*** SUPPLIED MATERIAL Section Begins ***

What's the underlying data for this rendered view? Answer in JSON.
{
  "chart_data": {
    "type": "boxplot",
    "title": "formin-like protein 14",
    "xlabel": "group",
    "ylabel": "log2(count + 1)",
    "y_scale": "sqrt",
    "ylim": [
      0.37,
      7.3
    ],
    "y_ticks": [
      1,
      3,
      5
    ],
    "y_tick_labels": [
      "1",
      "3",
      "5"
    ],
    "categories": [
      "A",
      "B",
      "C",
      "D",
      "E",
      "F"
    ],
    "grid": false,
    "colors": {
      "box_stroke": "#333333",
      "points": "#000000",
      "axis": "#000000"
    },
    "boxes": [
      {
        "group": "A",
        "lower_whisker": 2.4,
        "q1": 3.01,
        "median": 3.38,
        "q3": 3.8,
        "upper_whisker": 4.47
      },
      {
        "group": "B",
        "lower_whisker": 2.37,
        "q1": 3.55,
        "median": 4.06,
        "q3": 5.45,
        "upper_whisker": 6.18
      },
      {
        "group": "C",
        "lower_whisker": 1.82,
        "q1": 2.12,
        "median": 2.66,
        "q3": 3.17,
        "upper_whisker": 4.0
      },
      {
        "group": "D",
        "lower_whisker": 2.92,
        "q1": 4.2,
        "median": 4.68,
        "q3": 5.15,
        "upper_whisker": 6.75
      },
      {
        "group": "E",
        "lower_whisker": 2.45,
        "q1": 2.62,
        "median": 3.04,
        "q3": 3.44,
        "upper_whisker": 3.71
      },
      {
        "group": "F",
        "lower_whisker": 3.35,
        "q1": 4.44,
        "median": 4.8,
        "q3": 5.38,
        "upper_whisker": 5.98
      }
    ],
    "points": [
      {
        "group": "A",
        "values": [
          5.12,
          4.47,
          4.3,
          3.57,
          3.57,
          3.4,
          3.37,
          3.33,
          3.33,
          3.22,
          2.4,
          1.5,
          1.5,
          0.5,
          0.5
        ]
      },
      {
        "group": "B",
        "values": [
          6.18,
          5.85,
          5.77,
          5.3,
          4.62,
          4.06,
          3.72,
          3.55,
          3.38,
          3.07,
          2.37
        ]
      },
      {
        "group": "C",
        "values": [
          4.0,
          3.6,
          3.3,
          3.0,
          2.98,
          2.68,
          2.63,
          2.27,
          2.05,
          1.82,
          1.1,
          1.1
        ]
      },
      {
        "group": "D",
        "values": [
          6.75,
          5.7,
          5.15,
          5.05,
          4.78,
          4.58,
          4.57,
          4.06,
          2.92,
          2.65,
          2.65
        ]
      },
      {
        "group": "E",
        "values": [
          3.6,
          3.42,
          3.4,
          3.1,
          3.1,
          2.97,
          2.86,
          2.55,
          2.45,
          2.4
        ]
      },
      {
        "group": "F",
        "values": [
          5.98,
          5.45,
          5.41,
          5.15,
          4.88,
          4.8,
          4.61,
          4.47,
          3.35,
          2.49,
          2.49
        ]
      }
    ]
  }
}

*** SUPPLIED MATERIAL Section Ends ***

> YOUR INSTRUCTIONS:
Count every line in the records that holds "median" and give that count by itself.

> SOLUTION:
6